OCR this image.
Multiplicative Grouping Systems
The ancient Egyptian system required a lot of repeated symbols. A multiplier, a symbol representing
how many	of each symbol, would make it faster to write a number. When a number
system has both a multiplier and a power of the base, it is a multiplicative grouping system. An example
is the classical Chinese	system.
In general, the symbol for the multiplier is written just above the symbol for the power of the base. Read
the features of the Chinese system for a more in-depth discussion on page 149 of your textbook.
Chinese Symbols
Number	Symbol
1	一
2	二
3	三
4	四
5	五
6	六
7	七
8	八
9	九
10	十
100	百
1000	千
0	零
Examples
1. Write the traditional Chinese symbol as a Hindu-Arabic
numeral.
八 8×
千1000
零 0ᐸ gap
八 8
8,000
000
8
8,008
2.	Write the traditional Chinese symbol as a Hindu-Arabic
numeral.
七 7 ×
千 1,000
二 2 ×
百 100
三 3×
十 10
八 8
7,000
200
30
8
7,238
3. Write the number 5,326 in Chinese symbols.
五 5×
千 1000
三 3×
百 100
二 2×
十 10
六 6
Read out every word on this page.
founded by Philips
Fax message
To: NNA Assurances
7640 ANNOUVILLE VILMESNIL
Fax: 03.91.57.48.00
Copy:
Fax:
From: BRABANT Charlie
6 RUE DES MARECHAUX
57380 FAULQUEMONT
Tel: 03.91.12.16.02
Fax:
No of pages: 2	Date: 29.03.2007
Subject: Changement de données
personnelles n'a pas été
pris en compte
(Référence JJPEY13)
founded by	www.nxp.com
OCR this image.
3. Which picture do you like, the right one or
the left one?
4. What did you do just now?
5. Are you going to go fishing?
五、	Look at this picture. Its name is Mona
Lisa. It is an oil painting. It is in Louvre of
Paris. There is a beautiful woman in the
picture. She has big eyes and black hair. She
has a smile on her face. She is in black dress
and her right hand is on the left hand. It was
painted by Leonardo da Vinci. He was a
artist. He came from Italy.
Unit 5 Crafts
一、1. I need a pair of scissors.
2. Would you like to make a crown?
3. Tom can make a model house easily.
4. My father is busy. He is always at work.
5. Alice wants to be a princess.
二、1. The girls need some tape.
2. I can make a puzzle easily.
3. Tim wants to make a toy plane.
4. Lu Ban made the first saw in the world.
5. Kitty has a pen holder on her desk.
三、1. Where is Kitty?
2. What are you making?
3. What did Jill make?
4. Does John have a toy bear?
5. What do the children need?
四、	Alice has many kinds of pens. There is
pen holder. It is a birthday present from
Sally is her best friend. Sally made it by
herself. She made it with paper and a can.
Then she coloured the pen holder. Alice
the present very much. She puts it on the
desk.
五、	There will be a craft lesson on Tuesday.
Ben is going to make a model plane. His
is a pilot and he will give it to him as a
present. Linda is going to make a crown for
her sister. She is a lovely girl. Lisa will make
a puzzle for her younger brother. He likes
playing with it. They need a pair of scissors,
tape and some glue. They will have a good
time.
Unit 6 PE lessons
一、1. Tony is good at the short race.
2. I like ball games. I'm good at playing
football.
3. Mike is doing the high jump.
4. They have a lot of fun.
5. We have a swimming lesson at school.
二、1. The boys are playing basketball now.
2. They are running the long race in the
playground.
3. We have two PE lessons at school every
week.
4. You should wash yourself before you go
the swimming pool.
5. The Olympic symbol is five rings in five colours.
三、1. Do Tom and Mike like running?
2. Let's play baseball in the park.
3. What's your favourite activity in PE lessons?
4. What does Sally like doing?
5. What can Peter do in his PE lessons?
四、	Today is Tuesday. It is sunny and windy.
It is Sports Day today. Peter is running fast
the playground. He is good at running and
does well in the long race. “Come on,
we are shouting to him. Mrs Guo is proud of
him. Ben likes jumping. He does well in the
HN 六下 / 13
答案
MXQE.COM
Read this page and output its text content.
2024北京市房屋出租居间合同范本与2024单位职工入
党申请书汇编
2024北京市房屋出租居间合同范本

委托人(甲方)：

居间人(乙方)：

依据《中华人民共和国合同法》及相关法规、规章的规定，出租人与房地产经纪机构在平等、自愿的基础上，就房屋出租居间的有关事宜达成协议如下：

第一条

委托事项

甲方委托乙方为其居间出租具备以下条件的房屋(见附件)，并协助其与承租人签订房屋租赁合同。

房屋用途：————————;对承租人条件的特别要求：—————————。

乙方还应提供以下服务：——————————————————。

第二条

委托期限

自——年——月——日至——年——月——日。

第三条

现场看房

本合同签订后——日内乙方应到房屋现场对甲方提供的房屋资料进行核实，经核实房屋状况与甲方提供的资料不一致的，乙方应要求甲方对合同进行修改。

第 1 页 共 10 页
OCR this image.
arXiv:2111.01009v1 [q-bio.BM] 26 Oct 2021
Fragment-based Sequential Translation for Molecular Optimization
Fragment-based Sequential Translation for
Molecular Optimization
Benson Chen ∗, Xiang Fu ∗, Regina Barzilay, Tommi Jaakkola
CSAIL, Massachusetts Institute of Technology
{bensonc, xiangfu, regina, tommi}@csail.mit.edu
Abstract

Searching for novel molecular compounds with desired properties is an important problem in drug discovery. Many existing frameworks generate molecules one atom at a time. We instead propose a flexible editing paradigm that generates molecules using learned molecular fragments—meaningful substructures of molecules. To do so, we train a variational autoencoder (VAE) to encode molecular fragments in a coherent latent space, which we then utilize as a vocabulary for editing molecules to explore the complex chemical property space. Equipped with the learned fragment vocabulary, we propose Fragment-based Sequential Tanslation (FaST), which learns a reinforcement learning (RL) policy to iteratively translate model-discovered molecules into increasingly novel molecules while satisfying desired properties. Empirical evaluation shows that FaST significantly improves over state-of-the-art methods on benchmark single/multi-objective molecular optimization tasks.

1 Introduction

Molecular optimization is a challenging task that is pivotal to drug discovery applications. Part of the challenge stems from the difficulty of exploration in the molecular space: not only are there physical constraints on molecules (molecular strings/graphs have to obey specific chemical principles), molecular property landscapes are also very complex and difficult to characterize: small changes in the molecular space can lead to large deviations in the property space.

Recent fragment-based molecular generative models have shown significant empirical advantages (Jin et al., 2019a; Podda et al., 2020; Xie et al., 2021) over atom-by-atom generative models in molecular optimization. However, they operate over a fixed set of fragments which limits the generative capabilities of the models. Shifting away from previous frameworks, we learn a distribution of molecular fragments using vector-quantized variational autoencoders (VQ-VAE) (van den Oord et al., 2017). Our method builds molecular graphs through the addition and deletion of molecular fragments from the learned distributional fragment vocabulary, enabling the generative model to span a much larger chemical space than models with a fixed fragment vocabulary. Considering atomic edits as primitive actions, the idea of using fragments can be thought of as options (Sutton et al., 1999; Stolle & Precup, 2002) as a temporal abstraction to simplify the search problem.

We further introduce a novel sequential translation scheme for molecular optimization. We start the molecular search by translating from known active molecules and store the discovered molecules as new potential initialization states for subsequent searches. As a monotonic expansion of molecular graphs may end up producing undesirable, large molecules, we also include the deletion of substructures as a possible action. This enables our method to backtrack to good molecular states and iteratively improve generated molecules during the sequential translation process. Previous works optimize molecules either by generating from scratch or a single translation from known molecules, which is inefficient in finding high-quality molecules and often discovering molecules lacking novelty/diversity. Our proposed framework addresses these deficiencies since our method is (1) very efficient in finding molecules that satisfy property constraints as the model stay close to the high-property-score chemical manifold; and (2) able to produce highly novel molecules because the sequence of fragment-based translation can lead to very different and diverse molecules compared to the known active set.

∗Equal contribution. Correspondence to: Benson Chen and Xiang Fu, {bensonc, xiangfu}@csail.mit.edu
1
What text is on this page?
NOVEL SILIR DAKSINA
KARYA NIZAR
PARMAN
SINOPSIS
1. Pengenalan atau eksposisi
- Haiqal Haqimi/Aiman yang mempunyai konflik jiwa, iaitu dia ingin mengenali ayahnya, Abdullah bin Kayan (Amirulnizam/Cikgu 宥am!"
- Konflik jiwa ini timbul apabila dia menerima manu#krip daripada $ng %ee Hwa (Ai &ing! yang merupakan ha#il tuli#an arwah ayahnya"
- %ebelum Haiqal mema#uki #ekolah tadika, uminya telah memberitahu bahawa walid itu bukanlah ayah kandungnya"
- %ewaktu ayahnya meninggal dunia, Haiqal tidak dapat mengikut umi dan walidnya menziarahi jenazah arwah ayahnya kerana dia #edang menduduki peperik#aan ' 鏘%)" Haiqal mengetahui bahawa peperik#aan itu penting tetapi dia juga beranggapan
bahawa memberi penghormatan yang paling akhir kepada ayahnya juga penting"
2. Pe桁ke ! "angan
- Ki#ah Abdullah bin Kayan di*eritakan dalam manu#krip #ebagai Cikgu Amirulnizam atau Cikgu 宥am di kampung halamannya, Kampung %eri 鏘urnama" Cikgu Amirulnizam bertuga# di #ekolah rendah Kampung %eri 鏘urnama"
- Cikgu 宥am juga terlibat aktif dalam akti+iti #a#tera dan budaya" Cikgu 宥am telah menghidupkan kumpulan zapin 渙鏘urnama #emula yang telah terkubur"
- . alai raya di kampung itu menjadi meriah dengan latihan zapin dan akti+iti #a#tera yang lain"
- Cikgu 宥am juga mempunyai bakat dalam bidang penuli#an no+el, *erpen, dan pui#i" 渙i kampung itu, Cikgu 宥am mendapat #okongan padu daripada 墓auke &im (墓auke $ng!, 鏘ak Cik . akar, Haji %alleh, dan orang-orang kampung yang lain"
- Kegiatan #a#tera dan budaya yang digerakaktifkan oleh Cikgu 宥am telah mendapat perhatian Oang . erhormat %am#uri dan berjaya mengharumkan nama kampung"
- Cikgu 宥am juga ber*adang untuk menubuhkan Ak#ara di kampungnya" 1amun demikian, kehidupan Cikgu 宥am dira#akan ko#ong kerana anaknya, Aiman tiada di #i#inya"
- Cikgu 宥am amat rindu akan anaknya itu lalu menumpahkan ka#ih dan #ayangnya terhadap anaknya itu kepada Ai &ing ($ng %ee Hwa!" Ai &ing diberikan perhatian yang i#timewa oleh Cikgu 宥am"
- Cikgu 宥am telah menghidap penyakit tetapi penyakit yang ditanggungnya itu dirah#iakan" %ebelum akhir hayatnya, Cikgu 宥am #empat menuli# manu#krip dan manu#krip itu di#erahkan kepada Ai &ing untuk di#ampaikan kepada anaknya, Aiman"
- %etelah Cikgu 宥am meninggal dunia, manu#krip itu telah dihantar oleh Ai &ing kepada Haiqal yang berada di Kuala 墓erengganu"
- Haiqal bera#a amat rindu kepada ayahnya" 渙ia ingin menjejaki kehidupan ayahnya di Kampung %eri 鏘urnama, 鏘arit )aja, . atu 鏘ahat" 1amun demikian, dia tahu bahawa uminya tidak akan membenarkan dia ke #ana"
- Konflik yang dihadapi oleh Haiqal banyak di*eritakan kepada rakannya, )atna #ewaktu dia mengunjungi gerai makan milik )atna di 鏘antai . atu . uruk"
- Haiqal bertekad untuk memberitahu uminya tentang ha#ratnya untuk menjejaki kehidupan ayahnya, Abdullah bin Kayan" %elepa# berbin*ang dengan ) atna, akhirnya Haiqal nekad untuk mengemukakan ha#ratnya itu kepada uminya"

# # #

**To do:** Extract every line containing the string "likes" from the data above.

**Completed exercise:**
a puzzle for her younger brother. He likes
him. Ben likes jumping. He does well in the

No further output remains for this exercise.